- What to do -
Copy out each line containing "type" from the entries below.
START Material
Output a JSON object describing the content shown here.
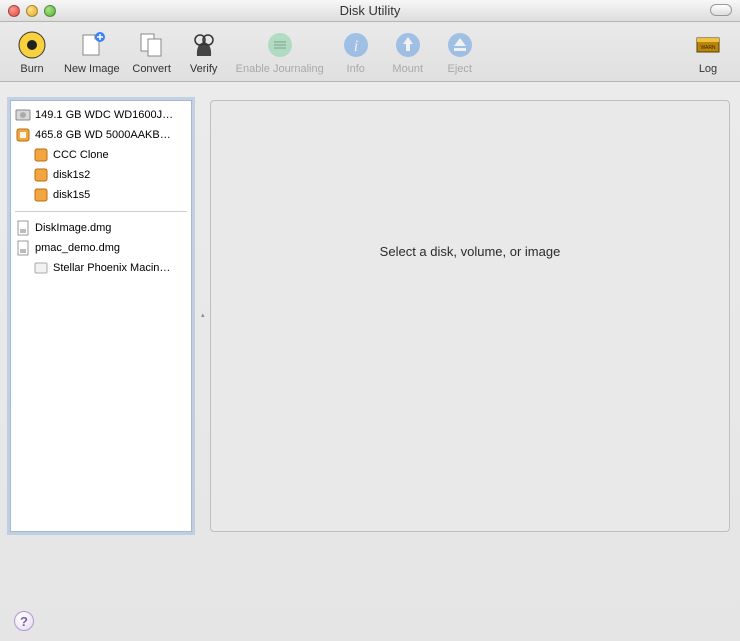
{
  "window": {
    "title": "Disk Utility"
  },
  "toolbar": {
    "burn": "Burn",
    "newimage": "New Image",
    "convert": "Convert",
    "verify": "Verify",
    "enablejournal": "Enable Journaling",
    "info": "Info",
    "mount": "Mount",
    "eject": "Eject",
    "log": "Log"
  },
  "sidebar": {
    "disks": [
      {
        "label": "149.1 GB WDC WD1600J…",
        "type": "internal"
      },
      {
        "label": "465.8 GB WD 5000AAKB…",
        "type": "external",
        "children": [
          {
            "label": "CCC Clone",
            "type": "volume-ext"
          },
          {
            "label": "disk1s2",
            "type": "volume-ext"
          },
          {
            "label": "disk1s5",
            "type": "volume-ext"
          }
        ]
      }
    ],
    "images": [
      {
        "label": "DiskImage.dmg",
        "type": "dmg"
      },
      {
        "label": "pmac_demo.dmg",
        "type": "dmg",
        "children": [
          {
            "label": "Stellar Phoenix Macin…",
            "type": "mounted"
          }
        ]
      }
    ]
  },
  "detail": {
    "placeholder": "Select a disk, volume, or image"
  },
  "help_glyph": "?"
}
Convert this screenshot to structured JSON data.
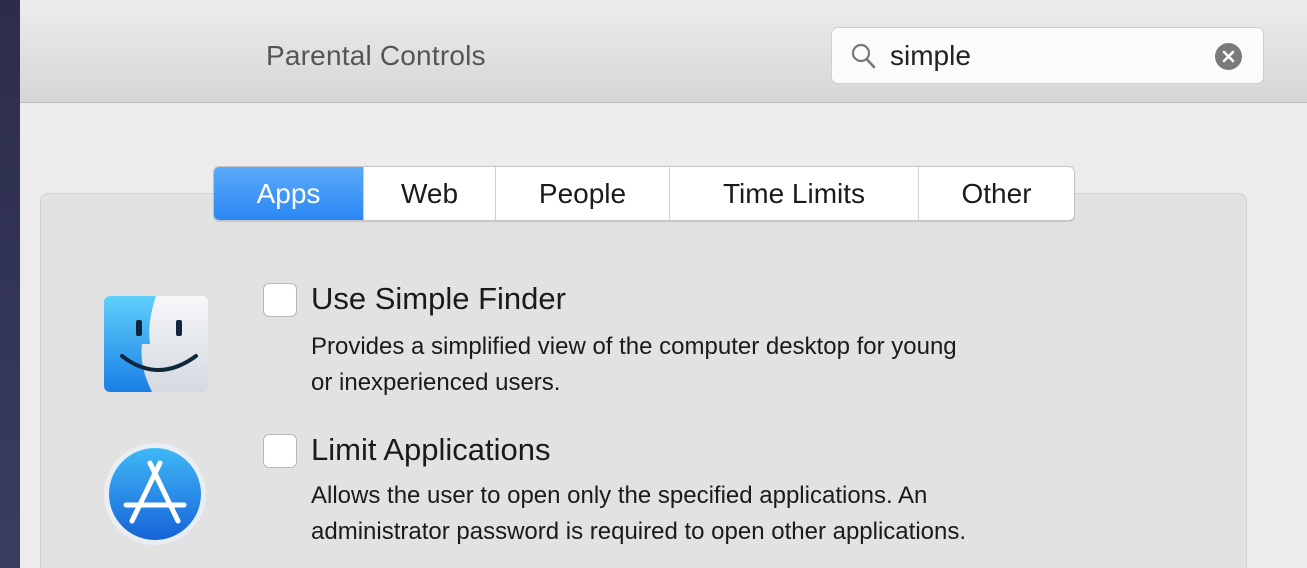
{
  "window": {
    "title": "Parental Controls"
  },
  "search": {
    "value": "simple",
    "placeholder": ""
  },
  "tabs": [
    {
      "label": "Apps",
      "active": true
    },
    {
      "label": "Web",
      "active": false
    },
    {
      "label": "People",
      "active": false
    },
    {
      "label": "Time Limits",
      "active": false
    },
    {
      "label": "Other",
      "active": false
    }
  ],
  "options": [
    {
      "label": "Use Simple Finder",
      "checked": false,
      "icon": "finder-icon",
      "description_lines": [
        "Provides a simplified view of the computer desktop for young",
        "or inexperienced users."
      ]
    },
    {
      "label": "Limit Applications",
      "checked": false,
      "icon": "app-store-icon",
      "description_lines": [
        "Allows the user to open only the specified applications. An",
        "administrator password is required to open other applications."
      ]
    }
  ],
  "colors": {
    "accent": "#2b87f5",
    "window_bg": "#ececec",
    "desktop_bg": "#2c2d49"
  }
}
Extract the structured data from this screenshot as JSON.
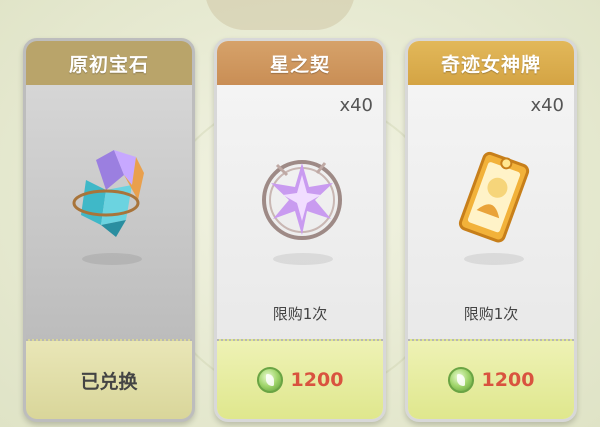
{
  "cards": [
    {
      "title": "原初宝石",
      "status": "已兑换",
      "icon": "primordial-gem-icon"
    },
    {
      "title": "星之契",
      "quantity": "x40",
      "limit": "限购1次",
      "price": "1200",
      "icon": "star-contract-icon",
      "currency_icon": "green-leaf-coin-icon"
    },
    {
      "title": "奇迹女神牌",
      "quantity": "x40",
      "limit": "限购1次",
      "price": "1200",
      "icon": "miracle-goddess-card-icon",
      "currency_icon": "green-leaf-coin-icon"
    }
  ],
  "colors": {
    "price_red": "#d9533f",
    "header_1": "#b9a46a",
    "header_2": "#c98e55",
    "header_3": "#d4a444"
  }
}
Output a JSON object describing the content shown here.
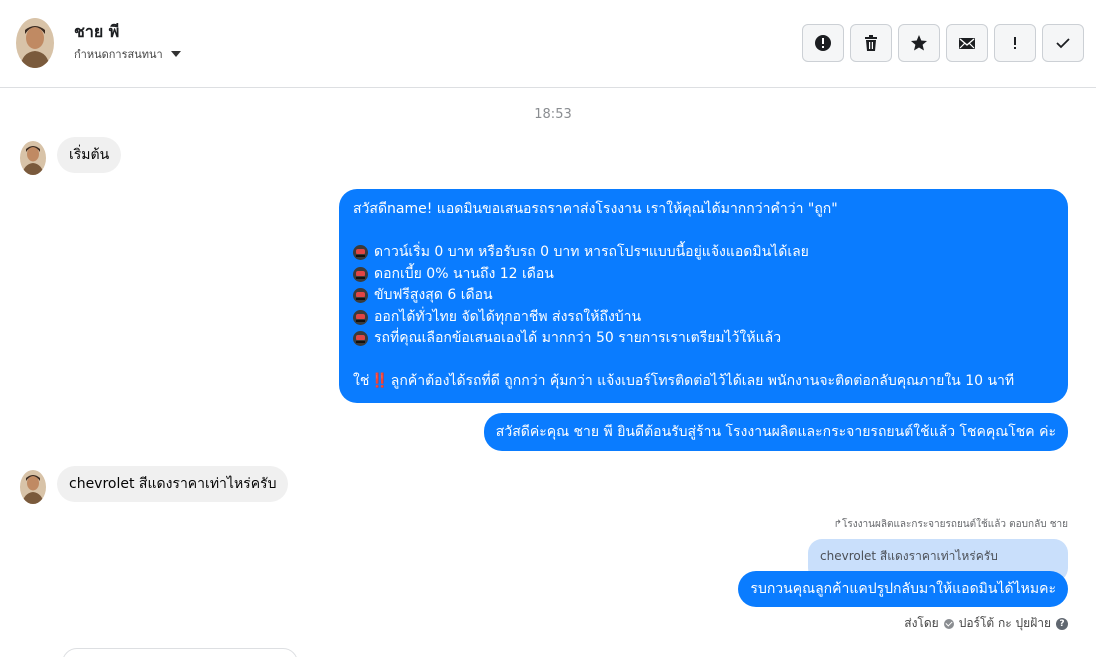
{
  "header": {
    "contact_name": "ชาย พี",
    "assign_label": "กำหนดการสนทนา"
  },
  "toolbar": {
    "buttons": [
      {
        "name": "spam-button",
        "icon": "alert-circle-icon"
      },
      {
        "name": "delete-button",
        "icon": "trash-icon"
      },
      {
        "name": "star-button",
        "icon": "star-icon"
      },
      {
        "name": "mark-unread-button",
        "icon": "envelope-icon"
      },
      {
        "name": "important-button",
        "icon": "exclamation-icon"
      },
      {
        "name": "done-button",
        "icon": "check-icon"
      }
    ]
  },
  "conversation": {
    "timestamp": "18:53",
    "messages": {
      "m1": {
        "text": "เริ่มต้น"
      },
      "m2": {
        "line1": "สวัสดีname! แอดมินขอเสนอรถราคาส่งโรงงาน เราให้คุณได้มากกว่าคำว่า \"ถูก\"",
        "bullets": [
          "ดาวน์เริ่ม 0 บาท หรือรับรถ 0 บาท หารถโปรฯแบบนี้อยู่แจ้งแอดมินได้เลย",
          "ดอกเบี้ย 0% นานถึง 12 เดือน",
          "ขับฟรีสูงสุด 6 เดือน",
          "ออกได้ทั่วไทย จัดได้ทุกอาชีพ ส่งรถให้ถึงบ้าน",
          "รถที่คุณเลือกข้อเสนอเองได้ มากกว่า 50 รายการเราเตรียมไว้ให้แล้ว"
        ],
        "last_prefix": "ใช่",
        "last_mark": "‼️",
        "last_text": "ลูกค้าต้องได้รถที่ดี ถูกกว่า คุ้มกว่า แจ้งเบอร์โทรติดต่อไว้ได้เลย พนักงานจะติดต่อกลับคุณภายใน 10 นาที"
      },
      "m3": {
        "text": "สวัสดีค่ะคุณ ชาย พี ยินดีต้อนรับสู่ร้าน โรงงานผลิตและกระจายรถยนต์ใช้แล้ว โชคคุณโชค ค่ะ"
      },
      "m4": {
        "text": "chevrolet สีแดงราคาเท่าไหร่ครับ"
      },
      "reply_meta": "↱โรงงานผลิตและกระจายรถยนต์ใช้แล้ว ตอบกลับ ชาย",
      "reply_quote": "chevrolet สีแดงราคาเท่าไหร่ครับ",
      "m5": {
        "text": "รบกวนคุณลูกค้าแคปรูปกลับมาให้แอดมินได้ไหมคะ"
      },
      "sent_by_label": "ส่งโดย",
      "sent_by_name": "ปอร์โต้ กะ ปุยฝ้าย"
    }
  },
  "colors": {
    "outgoing_bubble": "#0a7cff",
    "incoming_bubble": "#f0f0f0",
    "reply_quote_bg": "#c9dffb"
  }
}
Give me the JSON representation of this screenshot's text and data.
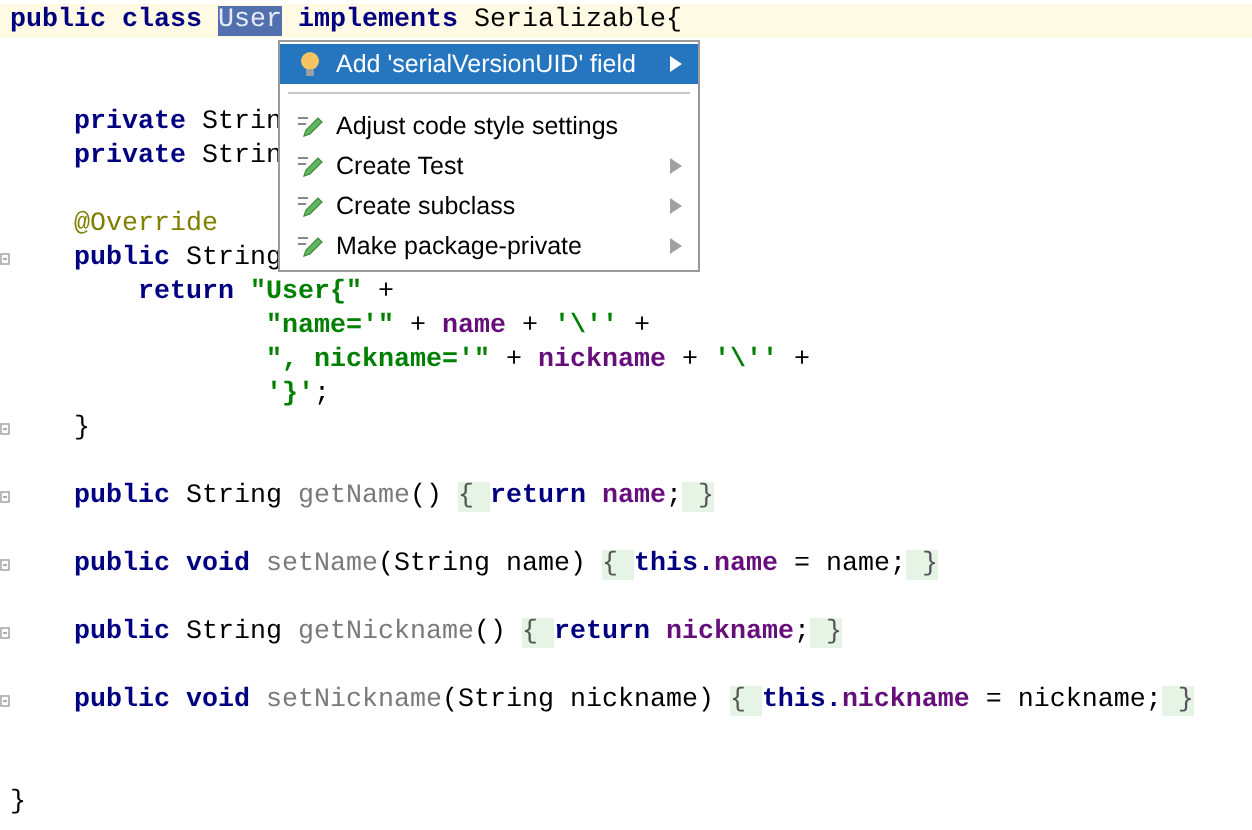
{
  "editor": {
    "lines": [
      {
        "kind": "code",
        "current": true,
        "fold": false,
        "tokens": [
          {
            "kind": "keyword",
            "text": "public class "
          },
          {
            "kind": "selection",
            "text": "User"
          },
          {
            "kind": "keyword",
            "text": " implements"
          },
          {
            "kind": "plain",
            "text": " Serializable{"
          }
        ]
      },
      {
        "kind": "blank"
      },
      {
        "kind": "blank"
      },
      {
        "kind": "code",
        "current": false,
        "fold": false,
        "tokens": [
          {
            "kind": "keyword",
            "text": "    private"
          },
          {
            "kind": "plain",
            "text": " Strin"
          }
        ]
      },
      {
        "kind": "code",
        "current": false,
        "fold": false,
        "tokens": [
          {
            "kind": "keyword",
            "text": "    private"
          },
          {
            "kind": "plain",
            "text": " Strin"
          }
        ]
      },
      {
        "kind": "blank"
      },
      {
        "kind": "code",
        "current": false,
        "fold": false,
        "tokens": [
          {
            "kind": "annotation",
            "text": "    @Override"
          }
        ]
      },
      {
        "kind": "code",
        "current": false,
        "fold": true,
        "tokens": [
          {
            "kind": "keyword",
            "text": "    public"
          },
          {
            "kind": "plain",
            "text": " String"
          }
        ]
      },
      {
        "kind": "code",
        "current": false,
        "fold": false,
        "tokens": [
          {
            "kind": "keyword",
            "text": "        return "
          },
          {
            "kind": "string",
            "text": "\"User{\""
          },
          {
            "kind": "plain",
            "text": " +"
          }
        ]
      },
      {
        "kind": "code",
        "current": false,
        "fold": false,
        "tokens": [
          {
            "kind": "string",
            "text": "                \"name='\""
          },
          {
            "kind": "plain",
            "text": " + "
          },
          {
            "kind": "field",
            "text": "name"
          },
          {
            "kind": "plain",
            "text": " + "
          },
          {
            "kind": "string",
            "text": "'\\''"
          },
          {
            "kind": "plain",
            "text": " +"
          }
        ]
      },
      {
        "kind": "code",
        "current": false,
        "fold": false,
        "tokens": [
          {
            "kind": "string",
            "text": "                \", nickname='\""
          },
          {
            "kind": "plain",
            "text": " + "
          },
          {
            "kind": "field",
            "text": "nickname"
          },
          {
            "kind": "plain",
            "text": " + "
          },
          {
            "kind": "string",
            "text": "'\\''"
          },
          {
            "kind": "plain",
            "text": " +"
          }
        ]
      },
      {
        "kind": "code",
        "current": false,
        "fold": false,
        "tokens": [
          {
            "kind": "string",
            "text": "                '}'"
          },
          {
            "kind": "plain",
            "text": ";"
          }
        ]
      },
      {
        "kind": "code",
        "current": false,
        "fold": true,
        "tokens": [
          {
            "kind": "plain",
            "text": "    }"
          }
        ]
      },
      {
        "kind": "blank"
      },
      {
        "kind": "code",
        "current": false,
        "fold": true,
        "tokens": [
          {
            "kind": "keyword",
            "text": "    public"
          },
          {
            "kind": "plain",
            "text": " String "
          },
          {
            "kind": "method",
            "text": "getName"
          },
          {
            "kind": "plain",
            "text": "() "
          },
          {
            "kind": "folded",
            "text": "{ "
          },
          {
            "kind": "keyword",
            "text": "return "
          },
          {
            "kind": "field",
            "text": "name"
          },
          {
            "kind": "plain",
            "text": ";"
          },
          {
            "kind": "folded",
            "text": " }"
          }
        ]
      },
      {
        "kind": "blank"
      },
      {
        "kind": "code",
        "current": false,
        "fold": true,
        "tokens": [
          {
            "kind": "keyword",
            "text": "    public void "
          },
          {
            "kind": "method",
            "text": "setName"
          },
          {
            "kind": "plain",
            "text": "(String name) "
          },
          {
            "kind": "folded",
            "text": "{ "
          },
          {
            "kind": "keyword",
            "text": "this."
          },
          {
            "kind": "field",
            "text": "name"
          },
          {
            "kind": "plain",
            "text": " = name;"
          },
          {
            "kind": "folded",
            "text": " }"
          }
        ]
      },
      {
        "kind": "blank"
      },
      {
        "kind": "code",
        "current": false,
        "fold": true,
        "tokens": [
          {
            "kind": "keyword",
            "text": "    public"
          },
          {
            "kind": "plain",
            "text": " String "
          },
          {
            "kind": "method",
            "text": "getNickname"
          },
          {
            "kind": "plain",
            "text": "() "
          },
          {
            "kind": "folded",
            "text": "{ "
          },
          {
            "kind": "keyword",
            "text": "return "
          },
          {
            "kind": "field",
            "text": "nickname"
          },
          {
            "kind": "plain",
            "text": ";"
          },
          {
            "kind": "folded",
            "text": " }"
          }
        ]
      },
      {
        "kind": "blank"
      },
      {
        "kind": "code",
        "current": false,
        "fold": true,
        "tokens": [
          {
            "kind": "keyword",
            "text": "    public void "
          },
          {
            "kind": "method",
            "text": "setNickname"
          },
          {
            "kind": "plain",
            "text": "(String nickname) "
          },
          {
            "kind": "folded",
            "text": "{ "
          },
          {
            "kind": "keyword",
            "text": "this."
          },
          {
            "kind": "field",
            "text": "nickname"
          },
          {
            "kind": "plain",
            "text": " = nickname;"
          },
          {
            "kind": "folded",
            "text": " }"
          }
        ]
      },
      {
        "kind": "blank"
      },
      {
        "kind": "blank"
      },
      {
        "kind": "code",
        "current": false,
        "fold": false,
        "tokens": [
          {
            "kind": "plain",
            "text": "}"
          }
        ]
      }
    ]
  },
  "popup": {
    "items": [
      {
        "kind": "intention",
        "label": "Add 'serialVersionUID' field",
        "selected": true,
        "submenu": true
      },
      {
        "kind": "separator"
      },
      {
        "kind": "action",
        "label": "Adjust code style settings",
        "selected": false,
        "submenu": false
      },
      {
        "kind": "action",
        "label": "Create Test",
        "selected": false,
        "submenu": true
      },
      {
        "kind": "action",
        "label": "Create subclass",
        "selected": false,
        "submenu": true
      },
      {
        "kind": "action",
        "label": "Make package-private",
        "selected": false,
        "submenu": true
      }
    ]
  }
}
END Material
- Result of the task -
        "type": "internal"
        "type": "external",
            "type": "volume-ext"
            "type": "volume-ext"
            "type": "volume-ext"
        "type": "dmg"
        "type": "dmg",
            "type": "mounted"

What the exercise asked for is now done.